Document passage>
* * * * * * *

Spring is considered the most precious time of the year for agriculture. At the beginning of the year, farmers till the soil, giving crops the best possible environment and more nutrition.
In the north, irrigation needs to be timely while in the south, it is almost time to plant rice and corn. However, farmers also need to keep an eye on the temperature, which is quite unstable as cold and warm waves overlap.
Take a bite of the pears
The origins of this tradition are unclear, but eating pears is a big part of Jingzhe. It is thought to be healthy in the changing climate.
The Chinese have various ways of preparing pears, even it is easiest to just take a bite of the fresh, crisp fruit. They can be made into juice, baked, steamed with Chinese wolfberries and crystal sugar, or boiled.
Other culinary traditions vary regionally. For instance, in the northwest, people eat fried beans while in some areas of Shandong Province, pancakes are the preferred food.
Walk more and read more
As the weather warms up, it is also time to stretch the body and get some exercise. After a long period of confinement during the winter, a little bit of fresh air is desirable for many.
In the southern areas, many flowers, including plum blossoms, rapeseed and magnolias are already in full bloom, ready to welcome admirers. The northerners won’t need to wait for long.
It is also an inspiring time for people’s imagination and creativity. In the Chinese history of literature, quite a number of poems and essays have been dedicated to the Jingzhe solar term. Spring thunder, blossoming, and farming have all featured in celebrated works.
Even though people now are not so capable of writing such purple prose as their ancestors, it is still a great time to read a few of their masterpieces.
“It’s the best time of a year late spring tries in vain, with its capital veiled in willows to outvie,” exclaimed Tang Dynasty poet Han Yu in an ode to the season.

* * * * * * *

Recorded information>
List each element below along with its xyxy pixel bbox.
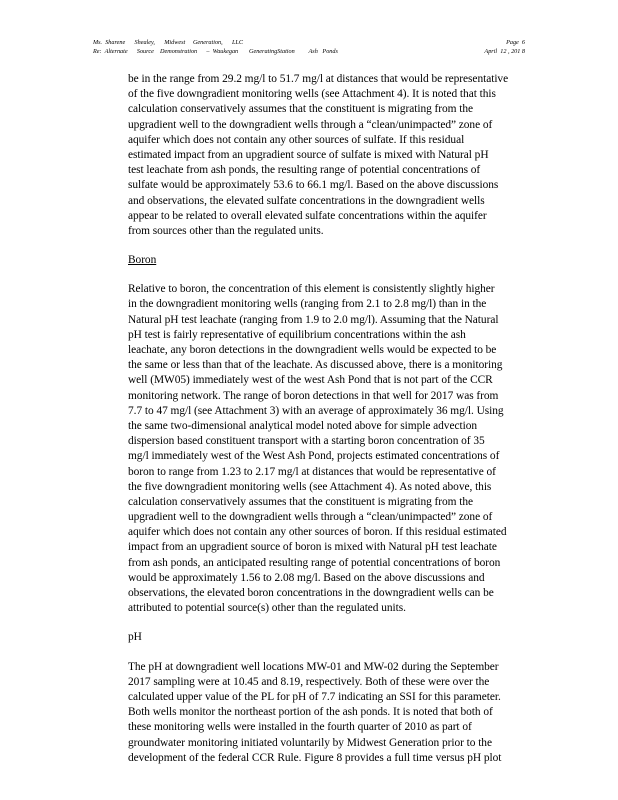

* * * * * * *

The task> Transcribe the stretch from "In the southern" through "wait for long." in the passage on the Jingzhe solar term.

Written response>
In the southern areas, many flowers, including plum blossoms, rapeseed and magnolias are already in full bloom, ready to welcome admirers. The northerners won’t need to wait for long.